Task statement >>
In the entries below, count every line containing "this". Return the number and nothing else.

Exercise materials >>
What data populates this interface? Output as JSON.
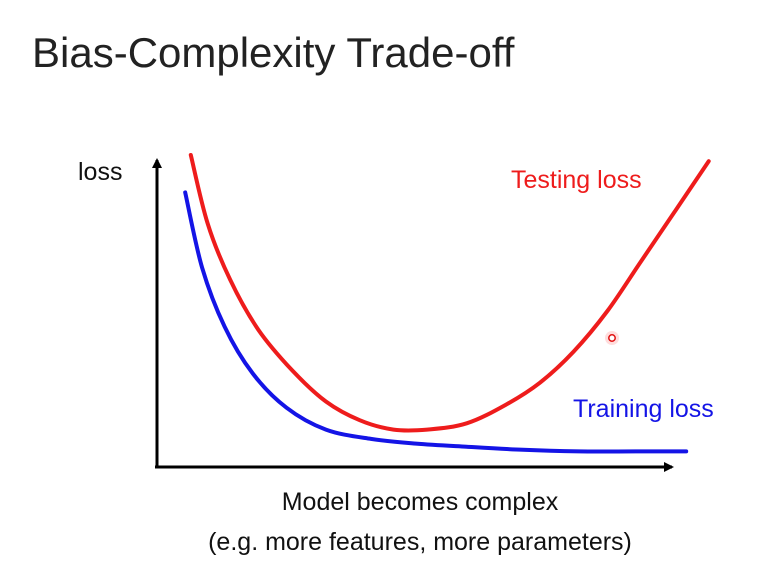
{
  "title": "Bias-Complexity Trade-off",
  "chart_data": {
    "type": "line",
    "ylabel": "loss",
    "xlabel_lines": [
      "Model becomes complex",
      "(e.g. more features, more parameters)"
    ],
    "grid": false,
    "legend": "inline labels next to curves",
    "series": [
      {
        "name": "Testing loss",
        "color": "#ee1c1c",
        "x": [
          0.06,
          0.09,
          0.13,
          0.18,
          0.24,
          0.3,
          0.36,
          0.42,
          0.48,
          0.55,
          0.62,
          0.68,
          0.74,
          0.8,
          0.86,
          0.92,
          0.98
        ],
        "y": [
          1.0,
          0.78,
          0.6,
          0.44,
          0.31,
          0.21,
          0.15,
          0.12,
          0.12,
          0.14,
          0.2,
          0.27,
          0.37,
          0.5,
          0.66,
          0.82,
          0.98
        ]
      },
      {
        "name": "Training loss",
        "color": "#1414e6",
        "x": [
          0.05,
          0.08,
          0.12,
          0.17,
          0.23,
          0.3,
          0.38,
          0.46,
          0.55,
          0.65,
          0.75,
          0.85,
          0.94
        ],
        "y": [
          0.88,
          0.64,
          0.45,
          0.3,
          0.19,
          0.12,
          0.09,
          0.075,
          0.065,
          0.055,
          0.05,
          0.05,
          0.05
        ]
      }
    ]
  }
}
==
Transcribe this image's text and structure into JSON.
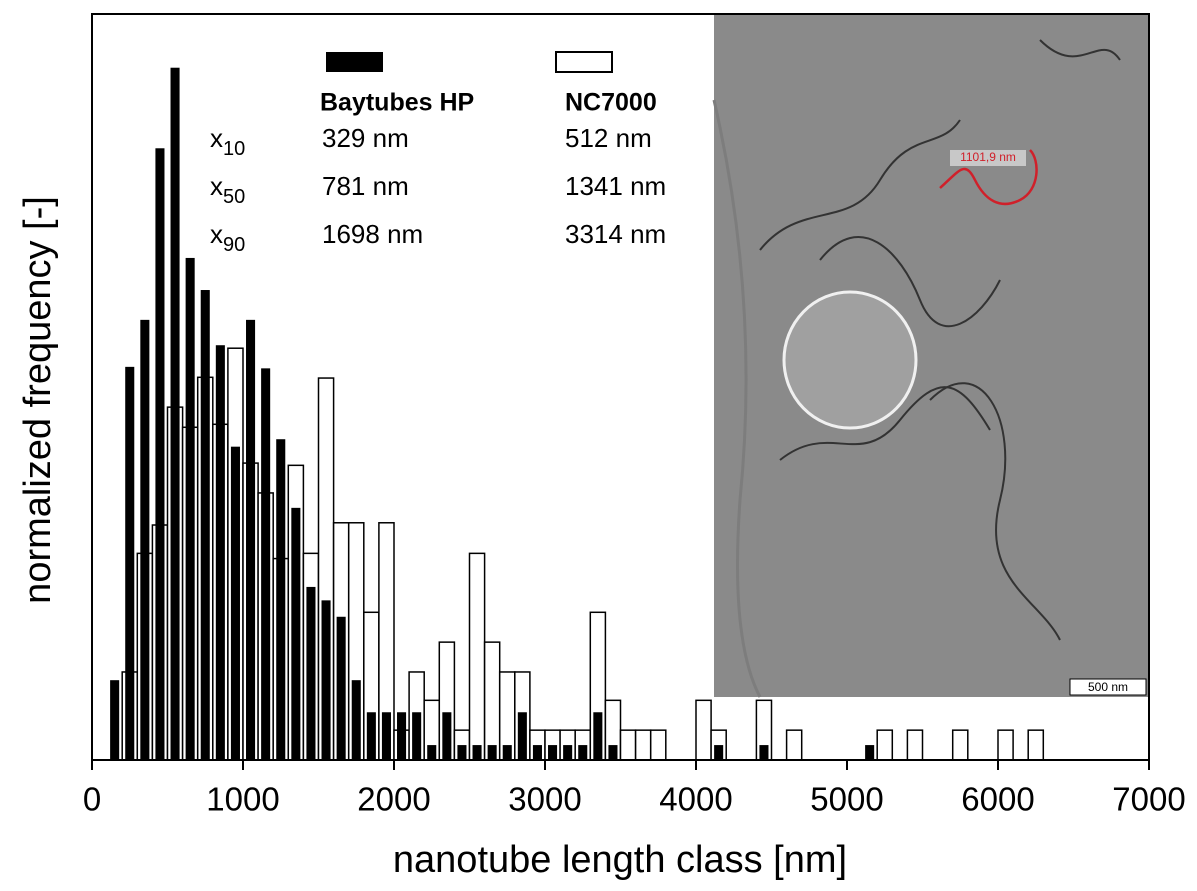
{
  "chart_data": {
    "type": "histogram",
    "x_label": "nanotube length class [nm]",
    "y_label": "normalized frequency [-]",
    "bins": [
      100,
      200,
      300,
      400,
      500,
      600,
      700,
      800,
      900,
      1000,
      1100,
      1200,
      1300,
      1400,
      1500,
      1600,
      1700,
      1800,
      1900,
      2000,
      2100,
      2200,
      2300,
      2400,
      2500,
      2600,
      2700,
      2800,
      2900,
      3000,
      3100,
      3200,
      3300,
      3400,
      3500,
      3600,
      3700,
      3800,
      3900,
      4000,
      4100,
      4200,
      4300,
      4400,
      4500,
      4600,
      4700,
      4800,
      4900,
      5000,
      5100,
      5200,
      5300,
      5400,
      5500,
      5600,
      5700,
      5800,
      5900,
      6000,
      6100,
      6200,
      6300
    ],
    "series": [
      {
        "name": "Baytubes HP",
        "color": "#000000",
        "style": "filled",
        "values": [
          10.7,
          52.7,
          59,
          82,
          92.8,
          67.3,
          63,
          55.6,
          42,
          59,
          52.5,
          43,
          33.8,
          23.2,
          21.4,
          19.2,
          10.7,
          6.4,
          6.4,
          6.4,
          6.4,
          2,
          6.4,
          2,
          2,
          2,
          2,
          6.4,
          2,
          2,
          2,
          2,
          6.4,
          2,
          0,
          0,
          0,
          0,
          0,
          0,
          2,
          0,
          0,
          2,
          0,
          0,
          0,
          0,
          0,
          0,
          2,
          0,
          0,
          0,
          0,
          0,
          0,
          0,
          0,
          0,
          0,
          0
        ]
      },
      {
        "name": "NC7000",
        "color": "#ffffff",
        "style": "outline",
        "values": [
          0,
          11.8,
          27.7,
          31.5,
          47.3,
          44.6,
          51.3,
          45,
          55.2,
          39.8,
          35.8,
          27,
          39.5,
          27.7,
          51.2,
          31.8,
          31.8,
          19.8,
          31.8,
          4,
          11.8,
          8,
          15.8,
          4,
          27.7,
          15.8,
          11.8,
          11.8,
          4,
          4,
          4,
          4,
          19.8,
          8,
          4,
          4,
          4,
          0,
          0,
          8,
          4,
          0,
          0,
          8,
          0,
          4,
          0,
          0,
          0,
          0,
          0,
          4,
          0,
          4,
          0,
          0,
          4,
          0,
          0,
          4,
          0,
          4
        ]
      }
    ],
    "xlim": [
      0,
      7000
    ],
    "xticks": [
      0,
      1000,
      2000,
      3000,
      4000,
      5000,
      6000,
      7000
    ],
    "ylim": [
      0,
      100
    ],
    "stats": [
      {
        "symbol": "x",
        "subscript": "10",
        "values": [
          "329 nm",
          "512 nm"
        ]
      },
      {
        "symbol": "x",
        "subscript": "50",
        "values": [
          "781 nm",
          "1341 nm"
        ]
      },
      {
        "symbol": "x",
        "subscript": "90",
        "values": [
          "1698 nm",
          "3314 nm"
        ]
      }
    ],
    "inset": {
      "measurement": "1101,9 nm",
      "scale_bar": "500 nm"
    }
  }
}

Answer to the task >>
2